▸ **Exercise prompt**
Your task is to retype each line of the data below exactly.

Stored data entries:
[Start]

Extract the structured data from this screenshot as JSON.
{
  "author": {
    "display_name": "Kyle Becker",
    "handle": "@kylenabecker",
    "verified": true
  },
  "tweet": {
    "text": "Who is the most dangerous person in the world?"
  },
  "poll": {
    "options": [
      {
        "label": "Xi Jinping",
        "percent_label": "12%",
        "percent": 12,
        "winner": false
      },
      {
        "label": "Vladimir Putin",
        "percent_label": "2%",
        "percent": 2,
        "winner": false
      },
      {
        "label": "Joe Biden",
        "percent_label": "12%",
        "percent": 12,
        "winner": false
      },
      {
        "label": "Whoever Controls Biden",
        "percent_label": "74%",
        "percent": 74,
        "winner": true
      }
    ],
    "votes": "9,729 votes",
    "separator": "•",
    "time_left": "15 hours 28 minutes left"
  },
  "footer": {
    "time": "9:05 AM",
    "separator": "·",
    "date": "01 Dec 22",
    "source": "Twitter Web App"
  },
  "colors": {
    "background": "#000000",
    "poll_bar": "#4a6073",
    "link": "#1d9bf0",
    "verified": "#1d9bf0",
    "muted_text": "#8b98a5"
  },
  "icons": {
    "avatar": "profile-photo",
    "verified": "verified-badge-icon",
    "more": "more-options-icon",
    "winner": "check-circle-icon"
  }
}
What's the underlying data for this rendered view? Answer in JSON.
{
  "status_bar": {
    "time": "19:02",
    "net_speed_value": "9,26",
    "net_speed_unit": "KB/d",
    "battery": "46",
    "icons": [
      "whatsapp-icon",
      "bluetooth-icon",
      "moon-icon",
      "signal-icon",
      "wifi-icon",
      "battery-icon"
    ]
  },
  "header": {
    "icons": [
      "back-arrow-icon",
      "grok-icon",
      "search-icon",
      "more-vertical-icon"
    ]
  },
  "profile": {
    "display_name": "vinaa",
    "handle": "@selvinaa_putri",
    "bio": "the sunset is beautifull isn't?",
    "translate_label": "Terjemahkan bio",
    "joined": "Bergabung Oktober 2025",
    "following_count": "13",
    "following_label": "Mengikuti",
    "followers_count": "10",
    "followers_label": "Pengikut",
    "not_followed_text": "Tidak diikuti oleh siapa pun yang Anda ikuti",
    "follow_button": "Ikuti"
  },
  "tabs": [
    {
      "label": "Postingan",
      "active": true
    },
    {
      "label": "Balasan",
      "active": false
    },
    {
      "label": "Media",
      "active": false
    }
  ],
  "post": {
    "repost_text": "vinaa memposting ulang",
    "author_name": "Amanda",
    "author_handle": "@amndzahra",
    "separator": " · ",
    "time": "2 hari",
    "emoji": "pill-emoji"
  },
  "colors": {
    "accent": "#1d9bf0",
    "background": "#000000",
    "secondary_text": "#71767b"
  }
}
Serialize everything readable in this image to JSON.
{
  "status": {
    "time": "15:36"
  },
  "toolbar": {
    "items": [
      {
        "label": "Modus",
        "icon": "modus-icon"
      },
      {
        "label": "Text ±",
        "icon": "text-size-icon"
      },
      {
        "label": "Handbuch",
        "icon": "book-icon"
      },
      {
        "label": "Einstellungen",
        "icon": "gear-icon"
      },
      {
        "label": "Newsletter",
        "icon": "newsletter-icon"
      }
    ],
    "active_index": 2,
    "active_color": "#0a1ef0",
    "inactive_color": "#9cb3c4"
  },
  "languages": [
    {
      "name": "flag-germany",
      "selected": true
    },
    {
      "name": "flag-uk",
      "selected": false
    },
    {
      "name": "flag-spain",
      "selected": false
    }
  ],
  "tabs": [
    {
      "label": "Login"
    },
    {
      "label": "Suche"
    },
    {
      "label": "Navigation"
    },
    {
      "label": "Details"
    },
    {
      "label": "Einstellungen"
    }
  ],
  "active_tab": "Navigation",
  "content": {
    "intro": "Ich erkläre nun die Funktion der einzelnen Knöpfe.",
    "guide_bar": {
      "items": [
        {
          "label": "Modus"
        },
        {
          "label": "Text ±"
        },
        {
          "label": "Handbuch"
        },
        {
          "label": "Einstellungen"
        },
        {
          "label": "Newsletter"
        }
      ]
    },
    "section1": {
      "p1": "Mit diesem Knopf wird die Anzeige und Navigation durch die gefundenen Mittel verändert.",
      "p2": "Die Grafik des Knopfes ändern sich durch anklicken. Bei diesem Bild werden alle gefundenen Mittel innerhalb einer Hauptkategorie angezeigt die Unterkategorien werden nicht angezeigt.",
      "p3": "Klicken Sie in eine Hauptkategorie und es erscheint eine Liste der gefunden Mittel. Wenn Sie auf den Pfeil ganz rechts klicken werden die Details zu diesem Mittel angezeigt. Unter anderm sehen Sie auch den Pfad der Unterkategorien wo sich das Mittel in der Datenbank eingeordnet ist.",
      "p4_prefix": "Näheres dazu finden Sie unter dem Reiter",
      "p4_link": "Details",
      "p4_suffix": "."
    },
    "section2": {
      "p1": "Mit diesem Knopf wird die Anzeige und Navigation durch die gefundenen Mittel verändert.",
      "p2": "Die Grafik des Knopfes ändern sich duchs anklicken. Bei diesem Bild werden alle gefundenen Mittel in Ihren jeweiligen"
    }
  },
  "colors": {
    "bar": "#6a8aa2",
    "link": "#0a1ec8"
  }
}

[End]

▸ **Right answer**
Extract the structured data from this screenshot as JSON.
{
  "author": {
    "display_name": "Kyle Becker",
    "handle": "@kylenabecker",
    "verified": true
  },
  "tweet": {
    "text": "Who is the most dangerous person in the world?"
  },
  "poll": {
    "options": [
      {
        "label": "Xi Jinping",
        "percent_label": "12%",
        "percent": 12,
        "winner": false
      },
      {
        "label": "Vladimir Putin",
        "percent_label": "2%",
        "percent": 2,
        "winner": false
      },
      {
        "label": "Joe Biden",
        "percent_label": "12%",
        "percent": 12,
        "winner": false
      },
      {
        "label": "Whoever Controls Biden",
        "percent_label": "74%",
        "percent": 74,
        "winner": true
      }
    ],
    "votes": "9,729 votes",
    "separator": "•",
    "time_left": "15 hours 28 minutes left"
  },
  "footer": {
    "time": "9:05 AM",
    "separator": "·",
    "date": "01 Dec 22",
    "source": "Twitter Web App"
  },
  "colors": {
    "background": "#000000",
    "poll_bar": "#4a6073",
    "link": "#1d9bf0",
    "verified": "#1d9bf0",
    "muted_text": "#8b98a5"
  },
  "icons": {
    "avatar": "profile-photo",
    "verified": "verified-badge-icon",
    "more": "more-options-icon",
    "winner": "check-circle-icon"
  }
}
What's the underlying data for this rendered view? Answer in JSON.
{
  "status_bar": {
    "time": "19:02",
    "net_speed_value": "9,26",
    "net_speed_unit": "KB/d",
    "battery": "46",
    "icons": [
      "whatsapp-icon",
      "bluetooth-icon",
      "moon-icon",
      "signal-icon",
      "wifi-icon",
      "battery-icon"
    ]
  },
  "header": {
    "icons": [
      "back-arrow-icon",
      "grok-icon",
      "search-icon",
      "more-vertical-icon"
    ]
  },
  "profile": {
    "display_name": "vinaa",
    "handle": "@selvinaa_putri",
    "bio": "the sunset is beautifull isn't?",
    "translate_label": "Terjemahkan bio",
    "joined": "Bergabung Oktober 2025",
    "following_count": "13",
    "following_label": "Mengikuti",
    "followers_count": "10",
    "followers_label": "Pengikut",
    "not_followed_text": "Tidak diikuti oleh siapa pun yang Anda ikuti",
    "follow_button": "Ikuti"
  },
  "tabs": [
    {
      "label": "Postingan",
      "active": true
    },
    {
      "label": "Balasan",
      "active": false
    },
    {
      "label": "Media",
      "active": false
    }
  ],
  "post": {
    "repost_text": "vinaa memposting ulang",
    "author_name": "Amanda",
    "author_handle": "@amndzahra",
    "separator": " · ",
    "time": "2 hari",
    "emoji": "pill-emoji"
  },
  "colors": {
    "accent": "#1d9bf0",
    "background": "#000000",
    "secondary_text": "#71767b"
  }
}
Serialize everything readable in this image to JSON.
{
  "status": {
    "time": "15:36"
  },
  "toolbar": {
    "items": [
      {
        "label": "Modus",
        "icon": "modus-icon"
      },
      {
        "label": "Text ±",
        "icon": "text-size-icon"
      },
      {
        "label": "Handbuch",
        "icon": "book-icon"
      },
      {
        "label": "Einstellungen",
        "icon": "gear-icon"
      },
      {
        "label": "Newsletter",
        "icon": "newsletter-icon"
      }
    ],
    "active_index": 2,
    "active_color": "#0a1ef0",
    "inactive_color": "#9cb3c4"
  },
  "languages": [
    {
      "name": "flag-germany",
      "selected": true
    },
    {
      "name": "flag-uk",
      "selected": false
    },
    {
      "name": "flag-spain",
      "selected": false
    }
  ],
  "tabs": [
    {
      "label": "Login"
    },
    {
      "label": "Suche"
    },
    {
      "label": "Navigation"
    },
    {
      "label": "Details"
    },
    {
      "label": "Einstellungen"
    }
  ],
  "active_tab": "Navigation",
  "content": {
    "intro": "Ich erkläre nun die Funktion der einzelnen Knöpfe.",
    "guide_bar": {
      "items": [
        {
          "label": "Modus"
        },
        {
          "label": "Text ±"
        },
        {
          "label": "Handbuch"
        },
        {
          "label": "Einstellungen"
        },
        {
          "label": "Newsletter"
        }
      ]
    },
    "section1": {
      "p1": "Mit diesem Knopf wird die Anzeige und Navigation durch die gefundenen Mittel verändert.",
      "p2": "Die Grafik des Knopfes ändern sich durch anklicken. Bei diesem Bild werden alle gefundenen Mittel innerhalb einer Hauptkategorie angezeigt die Unterkategorien werden nicht angezeigt.",
      "p3": "Klicken Sie in eine Hauptkategorie und es erscheint eine Liste der gefunden Mittel. Wenn Sie auf den Pfeil ganz rechts klicken werden die Details zu diesem Mittel angezeigt. Unter anderm sehen Sie auch den Pfad der Unterkategorien wo sich das Mittel in der Datenbank eingeordnet ist.",
      "p4_prefix": "Näheres dazu finden Sie unter dem Reiter",
      "p4_link": "Details",
      "p4_suffix": "."
    },
    "section2": {
      "p1": "Mit diesem Knopf wird die Anzeige und Navigation durch die gefundenen Mittel verändert.",
      "p2": "Die Grafik des Knopfes ändern sich duchs anklicken. Bei diesem Bild werden alle gefundenen Mittel in Ihren jeweiligen"
    }
  },
  "colors": {
    "bar": "#6a8aa2",
    "link": "#0a1ec8"
  }
}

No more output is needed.